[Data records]
* * * *

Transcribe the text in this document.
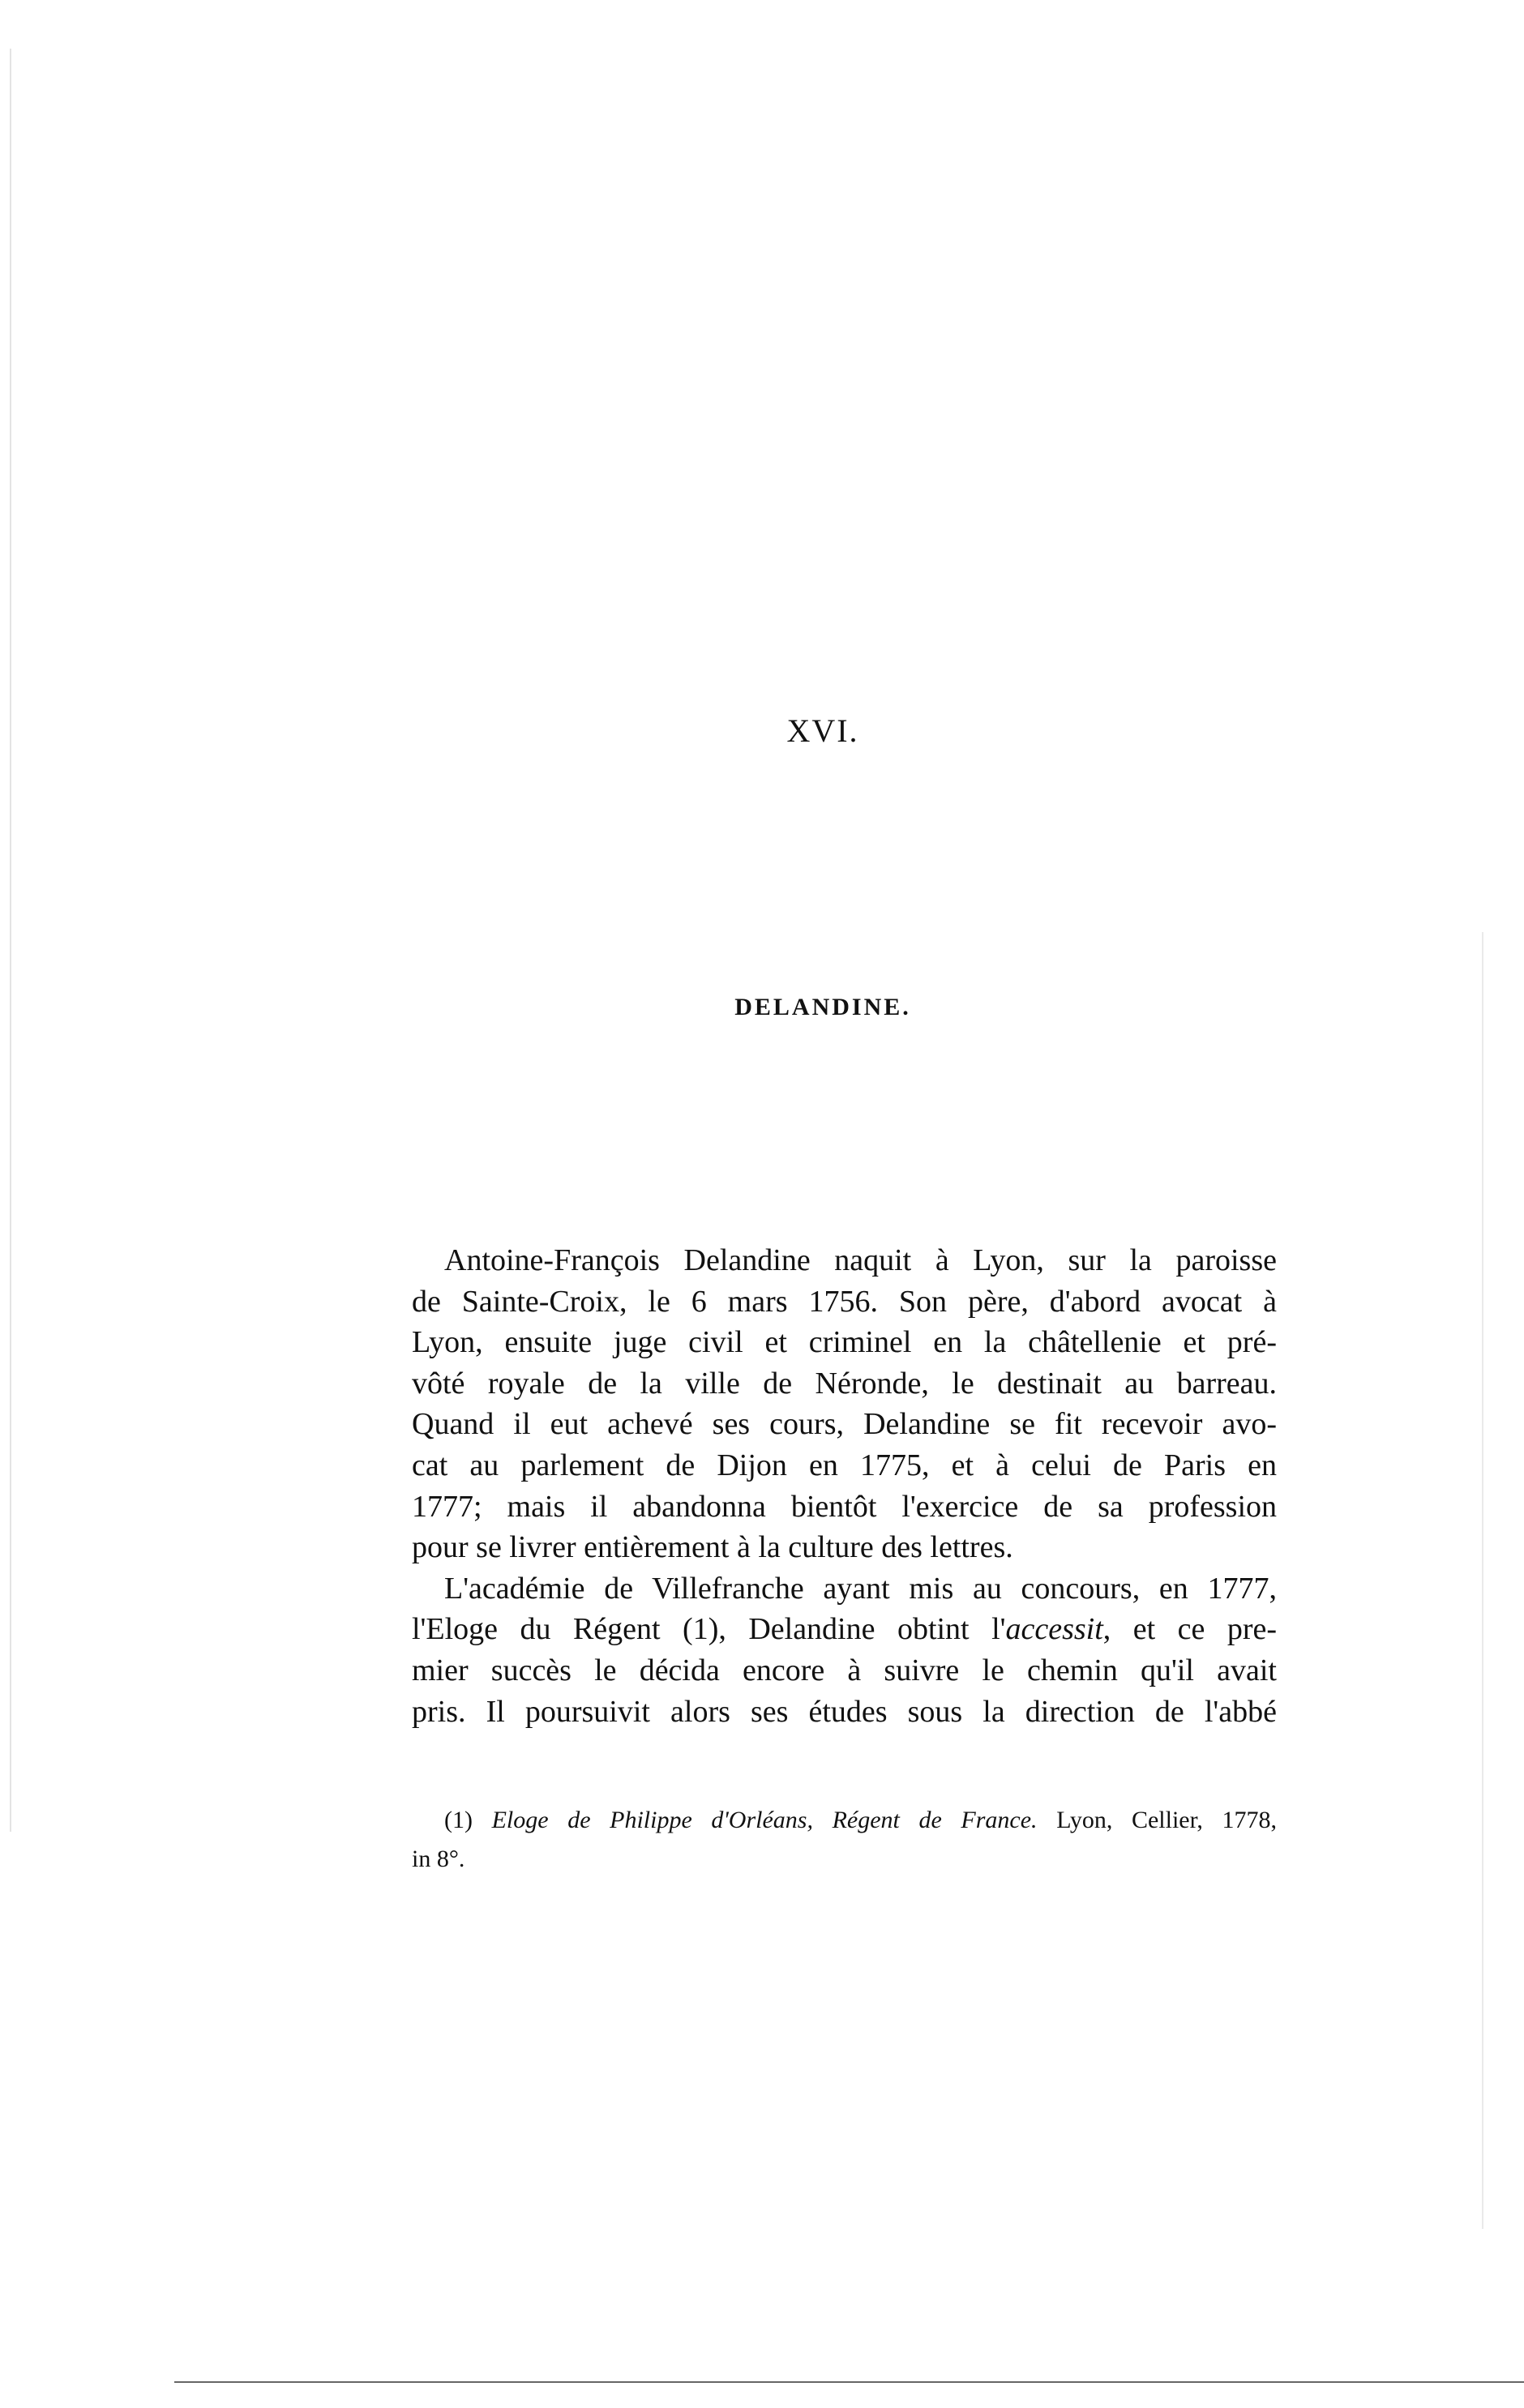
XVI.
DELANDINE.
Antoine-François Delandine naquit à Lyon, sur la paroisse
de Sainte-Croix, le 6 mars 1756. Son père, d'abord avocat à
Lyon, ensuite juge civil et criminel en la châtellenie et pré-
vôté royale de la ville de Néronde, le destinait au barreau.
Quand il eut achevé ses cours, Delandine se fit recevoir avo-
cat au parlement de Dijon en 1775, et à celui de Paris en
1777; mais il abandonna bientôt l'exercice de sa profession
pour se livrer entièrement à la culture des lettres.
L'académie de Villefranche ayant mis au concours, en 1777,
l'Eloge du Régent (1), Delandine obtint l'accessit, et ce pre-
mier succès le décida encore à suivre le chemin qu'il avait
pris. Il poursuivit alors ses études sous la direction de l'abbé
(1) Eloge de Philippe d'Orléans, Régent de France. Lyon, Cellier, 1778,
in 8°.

* * * *

» Direction: From the data above, count the lines where "Lyon" occurs and give that figure and nothing else.

» Task output: 3